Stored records
--------------------

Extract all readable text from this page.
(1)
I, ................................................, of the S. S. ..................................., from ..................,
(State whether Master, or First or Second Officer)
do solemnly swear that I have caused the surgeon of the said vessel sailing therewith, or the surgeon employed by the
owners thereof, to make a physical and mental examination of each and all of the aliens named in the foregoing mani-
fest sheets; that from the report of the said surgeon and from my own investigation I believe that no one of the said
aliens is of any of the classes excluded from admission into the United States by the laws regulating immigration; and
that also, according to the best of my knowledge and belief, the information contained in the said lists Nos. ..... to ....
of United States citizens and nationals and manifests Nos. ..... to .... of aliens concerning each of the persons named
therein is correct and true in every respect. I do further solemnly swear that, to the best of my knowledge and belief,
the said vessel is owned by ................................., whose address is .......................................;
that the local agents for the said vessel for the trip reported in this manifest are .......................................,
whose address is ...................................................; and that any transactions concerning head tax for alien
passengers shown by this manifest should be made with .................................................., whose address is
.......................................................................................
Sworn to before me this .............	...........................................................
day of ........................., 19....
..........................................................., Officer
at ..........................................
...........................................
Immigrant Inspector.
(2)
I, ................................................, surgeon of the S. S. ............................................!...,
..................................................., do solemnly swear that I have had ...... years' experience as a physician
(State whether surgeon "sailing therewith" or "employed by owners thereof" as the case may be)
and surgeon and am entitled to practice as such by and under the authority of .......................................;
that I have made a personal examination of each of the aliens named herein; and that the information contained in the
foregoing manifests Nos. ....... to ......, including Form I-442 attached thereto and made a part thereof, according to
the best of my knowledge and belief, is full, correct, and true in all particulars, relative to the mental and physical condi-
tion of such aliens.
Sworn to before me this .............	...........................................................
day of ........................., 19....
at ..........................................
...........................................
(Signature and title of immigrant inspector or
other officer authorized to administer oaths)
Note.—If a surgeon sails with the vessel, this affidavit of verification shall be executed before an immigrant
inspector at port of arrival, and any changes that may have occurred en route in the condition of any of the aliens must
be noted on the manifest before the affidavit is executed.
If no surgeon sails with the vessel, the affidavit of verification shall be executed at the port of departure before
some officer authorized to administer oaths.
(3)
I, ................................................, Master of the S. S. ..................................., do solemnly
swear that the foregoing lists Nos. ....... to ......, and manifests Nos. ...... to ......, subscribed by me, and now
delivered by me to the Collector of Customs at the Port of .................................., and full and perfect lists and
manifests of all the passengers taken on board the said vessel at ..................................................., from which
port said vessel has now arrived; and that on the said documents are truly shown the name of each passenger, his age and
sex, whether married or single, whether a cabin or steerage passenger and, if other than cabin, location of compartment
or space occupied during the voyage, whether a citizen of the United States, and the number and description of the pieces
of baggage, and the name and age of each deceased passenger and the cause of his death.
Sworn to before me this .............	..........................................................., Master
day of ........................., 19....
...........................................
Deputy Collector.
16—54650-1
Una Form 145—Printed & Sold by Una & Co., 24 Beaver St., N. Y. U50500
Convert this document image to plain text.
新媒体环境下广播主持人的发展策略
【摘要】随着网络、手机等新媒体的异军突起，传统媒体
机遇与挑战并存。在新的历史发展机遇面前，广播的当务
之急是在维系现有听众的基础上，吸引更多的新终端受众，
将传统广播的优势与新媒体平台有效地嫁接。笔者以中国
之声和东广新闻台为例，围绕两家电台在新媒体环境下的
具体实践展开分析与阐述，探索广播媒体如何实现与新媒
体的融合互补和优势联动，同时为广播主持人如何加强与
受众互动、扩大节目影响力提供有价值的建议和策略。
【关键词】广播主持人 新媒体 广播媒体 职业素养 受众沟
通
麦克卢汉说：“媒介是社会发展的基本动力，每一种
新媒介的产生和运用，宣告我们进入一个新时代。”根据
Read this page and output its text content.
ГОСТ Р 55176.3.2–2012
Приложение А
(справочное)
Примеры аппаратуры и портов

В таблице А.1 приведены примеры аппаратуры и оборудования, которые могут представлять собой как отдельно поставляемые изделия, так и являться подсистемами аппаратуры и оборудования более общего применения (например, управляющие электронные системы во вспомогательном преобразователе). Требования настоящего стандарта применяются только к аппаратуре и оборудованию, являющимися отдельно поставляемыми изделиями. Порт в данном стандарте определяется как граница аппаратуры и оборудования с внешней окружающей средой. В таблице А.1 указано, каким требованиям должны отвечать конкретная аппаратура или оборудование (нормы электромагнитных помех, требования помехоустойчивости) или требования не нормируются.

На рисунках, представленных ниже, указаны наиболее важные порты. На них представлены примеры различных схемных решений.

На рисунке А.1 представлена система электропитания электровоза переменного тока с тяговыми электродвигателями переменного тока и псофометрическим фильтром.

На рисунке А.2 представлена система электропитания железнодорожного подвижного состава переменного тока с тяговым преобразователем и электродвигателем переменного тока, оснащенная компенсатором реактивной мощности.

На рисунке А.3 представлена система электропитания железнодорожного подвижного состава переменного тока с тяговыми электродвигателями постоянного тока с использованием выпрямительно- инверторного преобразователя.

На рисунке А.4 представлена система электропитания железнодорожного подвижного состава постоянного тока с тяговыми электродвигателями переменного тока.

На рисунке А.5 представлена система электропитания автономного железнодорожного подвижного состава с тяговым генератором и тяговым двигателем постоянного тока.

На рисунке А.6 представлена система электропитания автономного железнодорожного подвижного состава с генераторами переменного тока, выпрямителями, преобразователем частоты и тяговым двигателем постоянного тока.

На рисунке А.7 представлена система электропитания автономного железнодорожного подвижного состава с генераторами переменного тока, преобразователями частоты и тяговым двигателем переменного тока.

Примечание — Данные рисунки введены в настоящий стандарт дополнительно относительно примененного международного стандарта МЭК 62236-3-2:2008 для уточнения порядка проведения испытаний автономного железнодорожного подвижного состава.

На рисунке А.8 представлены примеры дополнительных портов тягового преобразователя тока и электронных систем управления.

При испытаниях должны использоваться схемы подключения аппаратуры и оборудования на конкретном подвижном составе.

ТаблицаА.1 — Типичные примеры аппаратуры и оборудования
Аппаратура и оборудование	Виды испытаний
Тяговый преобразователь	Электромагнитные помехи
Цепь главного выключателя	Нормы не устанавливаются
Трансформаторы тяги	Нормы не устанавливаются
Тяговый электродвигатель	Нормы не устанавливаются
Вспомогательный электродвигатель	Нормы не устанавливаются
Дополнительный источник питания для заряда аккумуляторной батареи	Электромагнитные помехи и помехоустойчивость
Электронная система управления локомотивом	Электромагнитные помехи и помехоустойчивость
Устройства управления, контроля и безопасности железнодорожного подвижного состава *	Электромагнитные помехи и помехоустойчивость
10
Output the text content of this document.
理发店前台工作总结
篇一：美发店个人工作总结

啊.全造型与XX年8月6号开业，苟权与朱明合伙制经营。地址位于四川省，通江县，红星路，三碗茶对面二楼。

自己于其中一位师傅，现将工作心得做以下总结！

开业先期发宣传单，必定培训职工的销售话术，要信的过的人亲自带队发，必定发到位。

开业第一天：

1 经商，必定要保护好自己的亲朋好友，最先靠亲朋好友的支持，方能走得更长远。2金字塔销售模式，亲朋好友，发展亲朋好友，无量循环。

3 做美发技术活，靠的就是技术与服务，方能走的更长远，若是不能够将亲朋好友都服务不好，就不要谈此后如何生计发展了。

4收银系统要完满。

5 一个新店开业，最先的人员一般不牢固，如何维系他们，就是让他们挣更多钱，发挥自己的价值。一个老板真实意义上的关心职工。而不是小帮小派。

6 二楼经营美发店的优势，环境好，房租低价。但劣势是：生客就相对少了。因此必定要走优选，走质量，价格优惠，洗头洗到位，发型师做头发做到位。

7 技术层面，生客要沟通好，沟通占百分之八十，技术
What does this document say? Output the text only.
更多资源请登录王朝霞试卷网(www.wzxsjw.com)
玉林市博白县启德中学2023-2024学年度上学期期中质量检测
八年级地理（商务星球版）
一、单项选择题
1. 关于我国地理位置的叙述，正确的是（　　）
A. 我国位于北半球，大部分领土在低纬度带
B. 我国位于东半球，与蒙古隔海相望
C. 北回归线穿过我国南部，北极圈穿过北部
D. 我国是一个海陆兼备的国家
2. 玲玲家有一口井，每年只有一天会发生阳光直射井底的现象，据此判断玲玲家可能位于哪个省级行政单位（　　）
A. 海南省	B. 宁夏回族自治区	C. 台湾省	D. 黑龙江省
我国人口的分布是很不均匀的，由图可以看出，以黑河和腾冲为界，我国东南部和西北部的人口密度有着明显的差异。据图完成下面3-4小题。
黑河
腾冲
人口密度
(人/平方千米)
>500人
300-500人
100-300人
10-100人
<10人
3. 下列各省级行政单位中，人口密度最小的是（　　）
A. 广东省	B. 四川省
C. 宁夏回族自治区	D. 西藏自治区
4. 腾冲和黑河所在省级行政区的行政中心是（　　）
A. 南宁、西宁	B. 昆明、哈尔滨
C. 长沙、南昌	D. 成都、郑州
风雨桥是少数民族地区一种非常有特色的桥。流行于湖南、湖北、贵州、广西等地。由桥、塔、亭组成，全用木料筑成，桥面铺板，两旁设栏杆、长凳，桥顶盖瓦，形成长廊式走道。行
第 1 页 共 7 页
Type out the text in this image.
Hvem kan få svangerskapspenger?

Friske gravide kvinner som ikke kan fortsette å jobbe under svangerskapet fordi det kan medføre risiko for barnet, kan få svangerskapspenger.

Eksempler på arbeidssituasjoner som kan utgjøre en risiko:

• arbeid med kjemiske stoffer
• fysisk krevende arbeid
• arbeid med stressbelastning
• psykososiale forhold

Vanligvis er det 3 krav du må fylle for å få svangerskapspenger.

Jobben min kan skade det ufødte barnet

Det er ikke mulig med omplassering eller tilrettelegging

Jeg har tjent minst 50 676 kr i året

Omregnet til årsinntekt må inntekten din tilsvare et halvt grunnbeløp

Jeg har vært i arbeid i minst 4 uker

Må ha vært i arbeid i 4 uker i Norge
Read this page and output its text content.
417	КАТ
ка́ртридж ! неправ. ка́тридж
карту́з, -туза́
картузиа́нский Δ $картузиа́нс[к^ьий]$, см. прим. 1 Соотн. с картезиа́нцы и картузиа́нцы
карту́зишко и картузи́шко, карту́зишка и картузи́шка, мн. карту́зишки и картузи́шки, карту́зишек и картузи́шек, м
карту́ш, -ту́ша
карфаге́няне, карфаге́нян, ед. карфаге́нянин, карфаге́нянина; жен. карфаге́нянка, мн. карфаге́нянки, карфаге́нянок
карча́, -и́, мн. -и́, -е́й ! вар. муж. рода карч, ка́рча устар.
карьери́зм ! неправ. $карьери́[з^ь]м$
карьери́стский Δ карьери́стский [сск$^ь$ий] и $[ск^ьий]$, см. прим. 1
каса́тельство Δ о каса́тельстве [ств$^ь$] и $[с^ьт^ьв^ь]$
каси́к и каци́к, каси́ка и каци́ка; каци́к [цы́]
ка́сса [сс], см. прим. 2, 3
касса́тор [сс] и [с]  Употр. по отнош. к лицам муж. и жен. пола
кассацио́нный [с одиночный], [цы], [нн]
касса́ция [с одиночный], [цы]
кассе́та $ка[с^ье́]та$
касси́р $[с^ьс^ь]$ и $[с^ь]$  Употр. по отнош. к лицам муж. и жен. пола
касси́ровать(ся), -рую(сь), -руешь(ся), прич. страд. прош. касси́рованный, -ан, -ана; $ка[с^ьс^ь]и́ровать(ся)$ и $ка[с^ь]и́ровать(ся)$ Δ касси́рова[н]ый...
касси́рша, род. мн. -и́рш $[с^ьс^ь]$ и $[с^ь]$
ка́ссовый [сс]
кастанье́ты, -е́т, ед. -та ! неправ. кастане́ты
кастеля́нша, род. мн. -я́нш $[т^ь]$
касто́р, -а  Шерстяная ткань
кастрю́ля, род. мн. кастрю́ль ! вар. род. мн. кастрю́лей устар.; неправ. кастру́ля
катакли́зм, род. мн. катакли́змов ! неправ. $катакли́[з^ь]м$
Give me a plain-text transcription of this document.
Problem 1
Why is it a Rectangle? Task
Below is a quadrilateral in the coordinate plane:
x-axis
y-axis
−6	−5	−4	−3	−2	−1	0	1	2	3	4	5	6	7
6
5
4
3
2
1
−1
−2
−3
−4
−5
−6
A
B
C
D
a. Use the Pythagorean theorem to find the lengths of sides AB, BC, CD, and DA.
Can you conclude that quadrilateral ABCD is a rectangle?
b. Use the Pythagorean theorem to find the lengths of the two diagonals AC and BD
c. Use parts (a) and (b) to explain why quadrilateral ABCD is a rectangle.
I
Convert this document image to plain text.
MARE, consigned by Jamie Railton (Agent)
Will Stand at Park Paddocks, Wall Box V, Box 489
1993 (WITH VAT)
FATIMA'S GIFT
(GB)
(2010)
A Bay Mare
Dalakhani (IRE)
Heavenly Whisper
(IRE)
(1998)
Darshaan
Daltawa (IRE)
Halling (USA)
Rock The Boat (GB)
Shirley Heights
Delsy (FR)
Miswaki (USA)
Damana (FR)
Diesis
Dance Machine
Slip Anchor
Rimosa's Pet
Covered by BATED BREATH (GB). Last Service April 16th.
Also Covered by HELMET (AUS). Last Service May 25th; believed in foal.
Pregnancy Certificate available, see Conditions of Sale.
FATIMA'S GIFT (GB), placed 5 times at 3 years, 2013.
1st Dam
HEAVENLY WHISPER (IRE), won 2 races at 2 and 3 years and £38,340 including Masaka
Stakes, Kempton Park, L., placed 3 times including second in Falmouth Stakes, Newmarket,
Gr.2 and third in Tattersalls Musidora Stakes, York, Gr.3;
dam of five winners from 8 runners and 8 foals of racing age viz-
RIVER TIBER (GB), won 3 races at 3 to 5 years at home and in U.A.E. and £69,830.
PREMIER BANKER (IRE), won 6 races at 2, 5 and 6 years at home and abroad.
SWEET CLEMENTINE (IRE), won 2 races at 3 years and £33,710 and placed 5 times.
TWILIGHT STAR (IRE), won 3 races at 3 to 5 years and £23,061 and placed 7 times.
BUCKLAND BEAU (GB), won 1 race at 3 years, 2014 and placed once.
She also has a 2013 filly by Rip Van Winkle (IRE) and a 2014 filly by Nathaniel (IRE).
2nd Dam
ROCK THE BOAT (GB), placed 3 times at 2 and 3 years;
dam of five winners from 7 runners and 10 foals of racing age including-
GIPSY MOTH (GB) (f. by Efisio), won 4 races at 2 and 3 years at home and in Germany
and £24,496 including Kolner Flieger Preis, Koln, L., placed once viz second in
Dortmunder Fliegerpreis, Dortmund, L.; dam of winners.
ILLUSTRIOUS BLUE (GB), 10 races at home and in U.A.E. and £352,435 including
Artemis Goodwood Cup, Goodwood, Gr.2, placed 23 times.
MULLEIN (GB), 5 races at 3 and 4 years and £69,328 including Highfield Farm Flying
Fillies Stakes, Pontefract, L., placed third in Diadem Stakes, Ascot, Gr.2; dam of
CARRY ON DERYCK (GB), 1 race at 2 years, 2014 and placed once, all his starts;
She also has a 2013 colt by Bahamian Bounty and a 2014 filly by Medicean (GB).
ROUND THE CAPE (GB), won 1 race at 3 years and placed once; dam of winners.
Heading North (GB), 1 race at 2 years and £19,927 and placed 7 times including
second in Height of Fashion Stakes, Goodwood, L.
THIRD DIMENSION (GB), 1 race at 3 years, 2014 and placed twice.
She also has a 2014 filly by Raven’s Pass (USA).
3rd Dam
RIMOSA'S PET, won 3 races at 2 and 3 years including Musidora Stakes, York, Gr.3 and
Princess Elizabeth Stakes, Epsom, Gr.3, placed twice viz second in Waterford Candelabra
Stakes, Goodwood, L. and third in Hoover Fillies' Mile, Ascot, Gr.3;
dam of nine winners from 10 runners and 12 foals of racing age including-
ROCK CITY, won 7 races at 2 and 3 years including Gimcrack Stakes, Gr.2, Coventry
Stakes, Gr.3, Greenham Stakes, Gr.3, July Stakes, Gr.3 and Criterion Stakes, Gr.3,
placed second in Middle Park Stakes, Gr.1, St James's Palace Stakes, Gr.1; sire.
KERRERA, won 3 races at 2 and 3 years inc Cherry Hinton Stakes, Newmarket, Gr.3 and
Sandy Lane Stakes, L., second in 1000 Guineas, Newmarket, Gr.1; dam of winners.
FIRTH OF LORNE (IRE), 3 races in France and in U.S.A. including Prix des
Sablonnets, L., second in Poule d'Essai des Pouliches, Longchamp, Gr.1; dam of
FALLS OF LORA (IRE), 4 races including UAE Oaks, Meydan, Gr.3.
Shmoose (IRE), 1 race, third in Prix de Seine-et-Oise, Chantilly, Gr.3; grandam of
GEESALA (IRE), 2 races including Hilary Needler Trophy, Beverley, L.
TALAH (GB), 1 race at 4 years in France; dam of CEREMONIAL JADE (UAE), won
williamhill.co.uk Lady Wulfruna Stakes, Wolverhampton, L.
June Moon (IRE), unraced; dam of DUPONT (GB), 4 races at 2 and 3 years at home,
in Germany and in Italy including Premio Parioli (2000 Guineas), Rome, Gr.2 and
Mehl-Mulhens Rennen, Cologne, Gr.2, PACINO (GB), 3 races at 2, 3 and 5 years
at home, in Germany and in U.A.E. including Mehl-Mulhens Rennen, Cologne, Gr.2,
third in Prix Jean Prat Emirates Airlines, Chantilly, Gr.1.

--------------------

Task prompt:
Find all the lines containing "executed" in the material, then copy them.

Answer to this task:
Note.—If a surgeon sails with the vessel, this affidavit of verification shall be executed before an immigrant
be noted on the manifest before the affidavit is executed.
If no surgeon sails with the vessel, the affidavit of verification shall be executed at the port of departure before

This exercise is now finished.